**GOAL:**
Copy the data precisely, character for character, and leave out every picture.
--- EXERCISE MATERIAL ---
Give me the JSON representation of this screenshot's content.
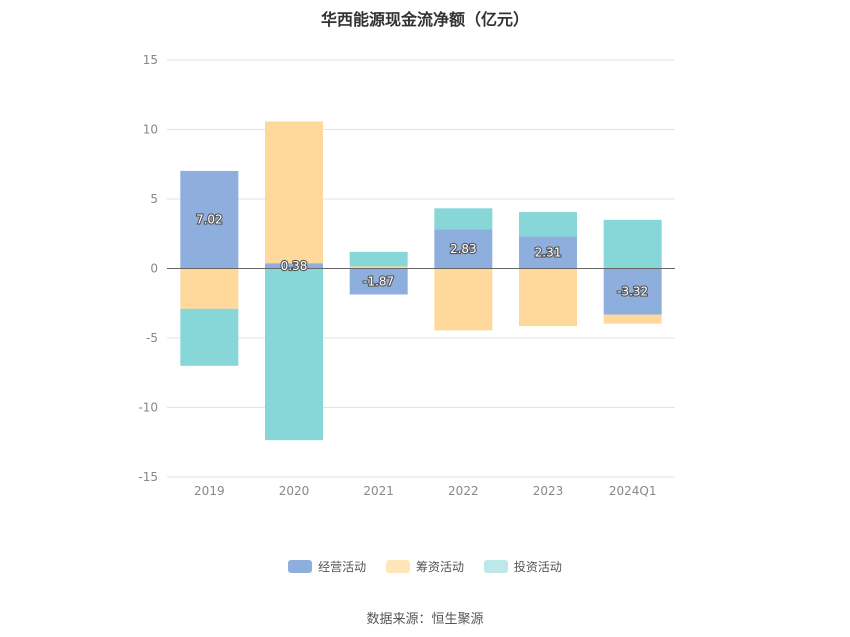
{
  "chart_data": {
    "type": "bar",
    "stacked": true,
    "title": "华西能源现金流净额（亿元）",
    "categories": [
      "2019",
      "2020",
      "2021",
      "2022",
      "2023",
      "2024Q1"
    ],
    "ylim": [
      -15,
      15
    ],
    "yticks": [
      15,
      10,
      5,
      0,
      -5,
      -10,
      -15
    ],
    "grid": true,
    "legend_position": "bottom",
    "series": [
      {
        "name": "经营活动",
        "color": "#8eaedd",
        "values": [
          7.02,
          0.38,
          -1.87,
          2.83,
          2.31,
          -3.32
        ],
        "labeled": true
      },
      {
        "name": "筹资活动",
        "color": "#ffd99b",
        "values": [
          -2.9,
          10.2,
          0.15,
          -4.45,
          -4.15,
          -0.65
        ],
        "labeled": false
      },
      {
        "name": "投资活动",
        "color": "#87d6d8",
        "values": [
          -4.1,
          -12.35,
          1.05,
          1.5,
          1.75,
          3.5
        ],
        "labeled": false
      }
    ]
  },
  "legend": {
    "items": [
      {
        "label": "经营活动",
        "color": "#8eaedd"
      },
      {
        "label": "筹资活动",
        "color": "#ffe6b8"
      },
      {
        "label": "投资活动",
        "color": "#bde8ea"
      }
    ]
  },
  "source": "数据来源：恒生聚源"
}
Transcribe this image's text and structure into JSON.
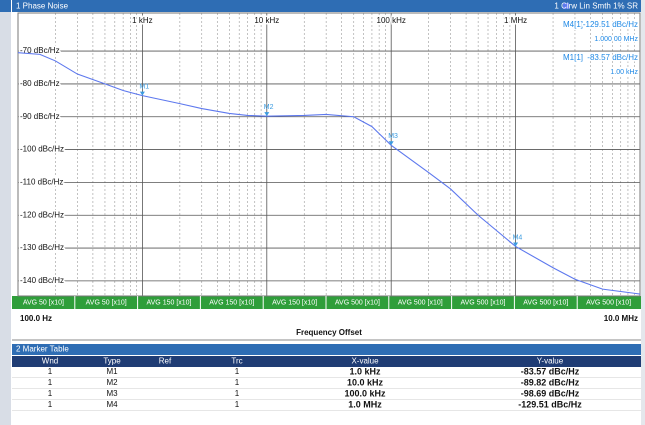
{
  "chart_data": {
    "type": "line",
    "title": "1 Phase Noise",
    "trace_info": "1 Clrw Lin Smth 1% SR",
    "x_label": "Frequency Offset",
    "x_start_label": "100.0 Hz",
    "x_stop_label": "10.0 MHz",
    "log_x": true,
    "grid": true,
    "xlim": [
      100,
      10000000
    ],
    "xticks": [
      {
        "value": 1000,
        "label": "1 kHz"
      },
      {
        "value": 10000,
        "label": "10 kHz"
      },
      {
        "value": 100000,
        "label": "100 kHz"
      },
      {
        "value": 1000000,
        "label": "1 MHz"
      }
    ],
    "ylim": [
      -144.6,
      -58.4
    ],
    "yticks": [
      {
        "value": -70,
        "label": "-70 dBc/Hz"
      },
      {
        "value": -80,
        "label": "-80 dBc/Hz"
      },
      {
        "value": -90,
        "label": "-90 dBc/Hz"
      },
      {
        "value": -100,
        "label": "-100 dBc/Hz"
      },
      {
        "value": -110,
        "label": "-110 dBc/Hz"
      },
      {
        "value": -120,
        "label": "-120 dBc/Hz"
      },
      {
        "value": -130,
        "label": "-130 dBc/Hz"
      },
      {
        "value": -140,
        "label": "-140 dBc/Hz"
      }
    ],
    "x": [
      100,
      150,
      200,
      300,
      500,
      700,
      1000,
      2000,
      3000,
      5000,
      7000,
      10000,
      20000,
      30000,
      50000,
      70000,
      100000,
      200000,
      300000,
      500000,
      1000000,
      2000000,
      3000000,
      5000000,
      10000000
    ],
    "series": [
      {
        "color": "#5d78ee",
        "values": [
          -70.5,
          -71,
          -73,
          -77,
          -80,
          -82,
          -83.57,
          -86,
          -87.5,
          -89,
          -89.6,
          -89.82,
          -89.6,
          -89.3,
          -90,
          -93,
          -98.69,
          -107,
          -112,
          -120,
          -129.51,
          -136,
          -139.5,
          -142.5,
          -144
        ]
      }
    ],
    "markers": [
      {
        "name": "M1",
        "x": 1000,
        "y": -83.57
      },
      {
        "name": "M2",
        "x": 10000,
        "y": -89.82
      },
      {
        "name": "M3",
        "x": 100000,
        "y": -98.69
      },
      {
        "name": "M4",
        "x": 1000000,
        "y": -129.51
      }
    ],
    "marker_info": [
      {
        "name": "M4[1]",
        "value": "-129.51 dBc/Hz",
        "freq": "1.000 00 MHz"
      },
      {
        "name": "M1[1]",
        "value": "-83.57 dBc/Hz",
        "freq": "1.00 kHz"
      }
    ],
    "avg_labels": [
      "AVG 50 [x10]",
      "AVG 50 [x10]",
      "AVG 150 [x10]",
      "AVG 150 [x10]",
      "AVG 150 [x10]",
      "AVG 500 [x10]",
      "AVG 500 [x10]",
      "AVG 500 [x10]",
      "AVG 500 [x10]",
      "AVG 500 [x10]"
    ]
  },
  "marker_table": {
    "title": "2 Marker Table",
    "columns": [
      "Wnd",
      "Type",
      "Ref",
      "Trc",
      "X-value",
      "Y-value"
    ],
    "rows": [
      [
        "1",
        "M1",
        "",
        "1",
        "1.0 kHz",
        "-83.57 dBc/Hz"
      ],
      [
        "1",
        "M2",
        "",
        "1",
        "10.0 kHz",
        "-89.82 dBc/Hz"
      ],
      [
        "1",
        "M3",
        "",
        "1",
        "100.0 kHz",
        "-98.69 dBc/Hz"
      ],
      [
        "1",
        "M4",
        "",
        "1",
        "1.0 MHz",
        "-129.51 dBc/Hz"
      ]
    ]
  }
}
---
**OUTPUT OF THE TASK:**
Give me the JSON representation of this screenshot's content.
{
  "chart_data": {
    "type": "bar",
    "stacked": true,
    "title": "华西能源现金流净额（亿元）",
    "categories": [
      "2019",
      "2020",
      "2021",
      "2022",
      "2023",
      "2024Q1"
    ],
    "ylim": [
      -15,
      15
    ],
    "yticks": [
      15,
      10,
      5,
      0,
      -5,
      -10,
      -15
    ],
    "grid": true,
    "legend_position": "bottom",
    "series": [
      {
        "name": "经营活动",
        "color": "#8eaedd",
        "values": [
          7.02,
          0.38,
          -1.87,
          2.83,
          2.31,
          -3.32
        ],
        "labeled": true
      },
      {
        "name": "筹资活动",
        "color": "#ffd99b",
        "values": [
          -2.9,
          10.2,
          0.15,
          -4.45,
          -4.15,
          -0.65
        ],
        "labeled": false
      },
      {
        "name": "投资活动",
        "color": "#87d6d8",
        "values": [
          -4.1,
          -12.35,
          1.05,
          1.5,
          1.75,
          3.5
        ],
        "labeled": false
      }
    ]
  },
  "legend": {
    "items": [
      {
        "label": "经营活动",
        "color": "#8eaedd"
      },
      {
        "label": "筹资活动",
        "color": "#ffe6b8"
      },
      {
        "label": "投资活动",
        "color": "#bde8ea"
      }
    ]
  },
  "source": "数据来源：恒生聚源"
}
Transcribe this image's text and structure into JSON.
{
  "chart_data": {
    "type": "line",
    "title": "1 Phase Noise",
    "trace_info": "1 Clrw Lin Smth 1% SR",
    "x_label": "Frequency Offset",
    "x_start_label": "100.0 Hz",
    "x_stop_label": "10.0 MHz",
    "log_x": true,
    "grid": true,
    "xlim": [
      100,
      10000000
    ],
    "xticks": [
      {
        "value": 1000,
        "label": "1 kHz"
      },
      {
        "value": 10000,
        "label": "10 kHz"
      },
      {
        "value": 100000,
        "label": "100 kHz"
      },
      {
        "value": 1000000,
        "label": "1 MHz"
      }
    ],
    "ylim": [
      -144.6,
      -58.4
    ],
    "yticks": [
      {
        "value": -70,
        "label": "-70 dBc/Hz"
      },
      {
        "value": -80,
        "label": "-80 dBc/Hz"
      },
      {
        "value": -90,
        "label": "-90 dBc/Hz"
      },
      {
        "value": -100,
        "label": "-100 dBc/Hz"
      },
      {
        "value": -110,
        "label": "-110 dBc/Hz"
      },
      {
        "value": -120,
        "label": "-120 dBc/Hz"
      },
      {
        "value": -130,
        "label": "-130 dBc/Hz"
      },
      {
        "value": -140,
        "label": "-140 dBc/Hz"
      }
    ],
    "x": [
      100,
      150,
      200,
      300,
      500,
      700,
      1000,
      2000,
      3000,
      5000,
      7000,
      10000,
      20000,
      30000,
      50000,
      70000,
      100000,
      200000,
      300000,
      500000,
      1000000,
      2000000,
      3000000,
      5000000,
      10000000
    ],
    "series": [
      {
        "color": "#5d78ee",
        "values": [
          -70.5,
          -71,
          -73,
          -77,
          -80,
          -82,
          -83.57,
          -86,
          -87.5,
          -89,
          -89.6,
          -89.82,
          -89.6,
          -89.3,
          -90,
          -93,
          -98.69,
          -107,
          -112,
          -120,
          -129.51,
          -136,
          -139.5,
          -142.5,
          -144
        ]
      }
    ],
    "markers": [
      {
        "name": "M1",
        "x": 1000,
        "y": -83.57
      },
      {
        "name": "M2",
        "x": 10000,
        "y": -89.82
      },
      {
        "name": "M3",
        "x": 100000,
        "y": -98.69
      },
      {
        "name": "M4",
        "x": 1000000,
        "y": -129.51
      }
    ],
    "marker_info": [
      {
        "name": "M4[1]",
        "value": "-129.51 dBc/Hz",
        "freq": "1.000 00 MHz"
      },
      {
        "name": "M1[1]",
        "value": "-83.57 dBc/Hz",
        "freq": "1.00 kHz"
      }
    ],
    "avg_labels": [
      "AVG 50 [x10]",
      "AVG 50 [x10]",
      "AVG 150 [x10]",
      "AVG 150 [x10]",
      "AVG 150 [x10]",
      "AVG 500 [x10]",
      "AVG 500 [x10]",
      "AVG 500 [x10]",
      "AVG 500 [x10]",
      "AVG 500 [x10]"
    ]
  },
  "marker_table": {
    "title": "2 Marker Table",
    "columns": [
      "Wnd",
      "Type",
      "Ref",
      "Trc",
      "X-value",
      "Y-value"
    ],
    "rows": [
      [
        "1",
        "M1",
        "",
        "1",
        "1.0 kHz",
        "-83.57 dBc/Hz"
      ],
      [
        "1",
        "M2",
        "",
        "1",
        "10.0 kHz",
        "-89.82 dBc/Hz"
      ],
      [
        "1",
        "M3",
        "",
        "1",
        "100.0 kHz",
        "-98.69 dBc/Hz"
      ],
      [
        "1",
        "M4",
        "",
        "1",
        "1.0 MHz",
        "-129.51 dBc/Hz"
      ]
    ]
  }
}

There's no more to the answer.